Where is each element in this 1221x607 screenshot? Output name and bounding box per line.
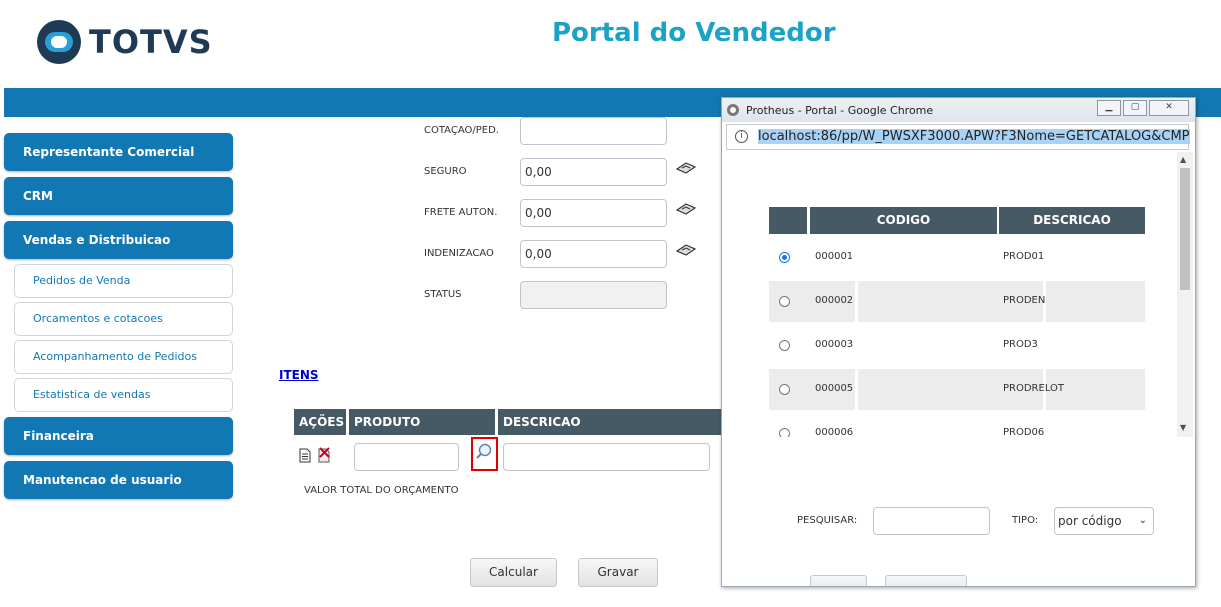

=====

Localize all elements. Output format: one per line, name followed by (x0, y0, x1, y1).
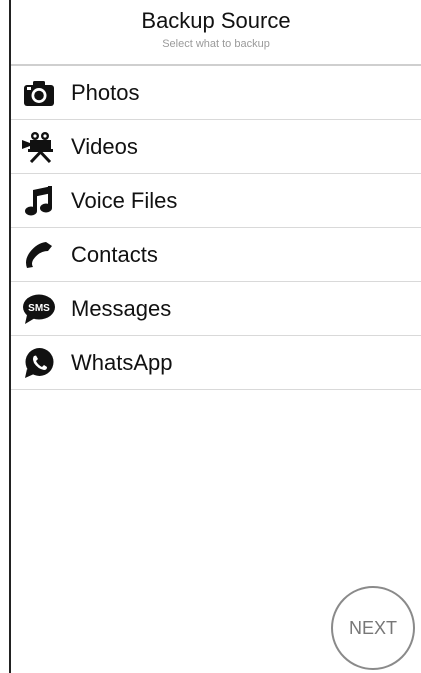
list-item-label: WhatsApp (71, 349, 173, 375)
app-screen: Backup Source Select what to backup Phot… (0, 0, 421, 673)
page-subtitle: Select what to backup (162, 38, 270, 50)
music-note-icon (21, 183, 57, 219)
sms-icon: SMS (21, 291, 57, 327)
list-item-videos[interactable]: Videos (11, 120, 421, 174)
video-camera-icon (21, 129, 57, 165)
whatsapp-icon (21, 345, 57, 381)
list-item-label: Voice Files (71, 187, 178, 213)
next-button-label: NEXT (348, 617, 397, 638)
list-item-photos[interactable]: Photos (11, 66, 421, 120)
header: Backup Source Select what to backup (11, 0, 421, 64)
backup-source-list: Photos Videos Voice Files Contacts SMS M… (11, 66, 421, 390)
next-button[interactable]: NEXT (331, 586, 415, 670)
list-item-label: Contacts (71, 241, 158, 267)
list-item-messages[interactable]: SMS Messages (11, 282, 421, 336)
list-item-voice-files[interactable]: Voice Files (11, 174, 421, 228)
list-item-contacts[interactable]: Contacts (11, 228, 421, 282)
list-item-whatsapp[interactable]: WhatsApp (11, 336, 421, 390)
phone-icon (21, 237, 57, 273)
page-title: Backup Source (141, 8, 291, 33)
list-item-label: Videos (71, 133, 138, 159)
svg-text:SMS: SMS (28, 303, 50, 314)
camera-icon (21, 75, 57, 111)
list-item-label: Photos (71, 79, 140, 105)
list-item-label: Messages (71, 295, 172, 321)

=====

— Exercise prompt —
Filter the entries above and copy every line that contains the string "item". Case counts when matching.

— Result for this task —
list-item-label: WhatsApp (71, 349, 173, 375)
list-item-videos[interactable]: Videos (11, 120, 421, 174)
list-item-label: Voice Files (71, 187, 178, 213)
list-item-photos[interactable]: Photos (11, 66, 421, 120)
list-item-label: Contacts (71, 241, 158, 267)
list-item-messages[interactable]: SMS Messages (11, 282, 421, 336)
list-item-voice-files[interactable]: Voice Files (11, 174, 421, 228)
list-item-contacts[interactable]: Contacts (11, 228, 421, 282)
list-item-whatsapp[interactable]: WhatsApp (11, 336, 421, 390)
list-item-label: Videos (71, 133, 138, 159)
list-item-label: Photos (71, 79, 140, 105)
list-item-label: Messages (71, 295, 172, 321)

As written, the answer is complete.